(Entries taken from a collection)
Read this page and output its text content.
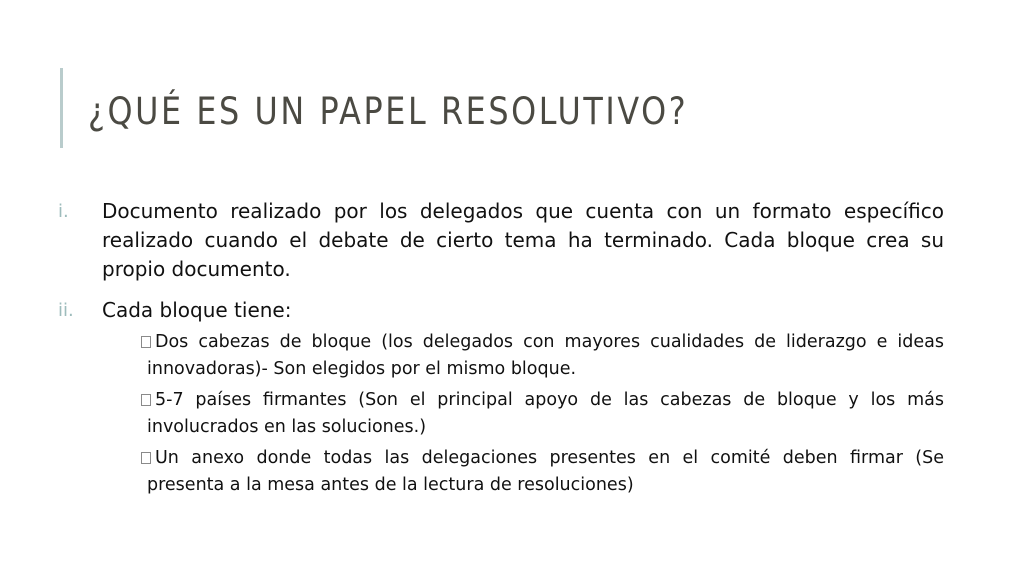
¿QUÉ ES UN PAPEL RESOLUTIVO?
i.	Documento realizado por los delegados que cuenta con un formato específico realizado cuando el debate de cierto tema ha terminado. Cada bloque crea su propio documento.
ii.	Cada bloque tiene:
Dos cabezas de bloque (los delegados con mayores cualidades de liderazgo e ideas innovadoras)- Son elegidos por el mismo bloque.
5-7 países firmantes (Son el principal apoyo de las cabezas de bloque y los más involucrados en las soluciones.)
Un anexo donde todas las delegaciones presentes en el comité deben firmar (Se presenta a la mesa antes de la lectura de resoluciones)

PROBLEM DESCRIPTION: In your copy, leave out the pictures and reproduce the material above exactly.

FULL RESPONSE:
Read this page and output its text content.
¿QUÉ ES UN PAPEL RESOLUTIVO?
i.	Documento realizado por los delegados que cuenta con un formato específico realizado cuando el debate de cierto tema ha terminado. Cada bloque crea su propio documento.
ii.	Cada bloque tiene:
Dos cabezas de bloque (los delegados con mayores cualidades de liderazgo e ideas innovadoras)- Son elegidos por el mismo bloque.
5-7 países firmantes (Son el principal apoyo de las cabezas de bloque y los más involucrados en las soluciones.)
Un anexo donde todas las delegaciones presentes en el comité deben firmar (Se presenta a la mesa antes de la lectura de resoluciones)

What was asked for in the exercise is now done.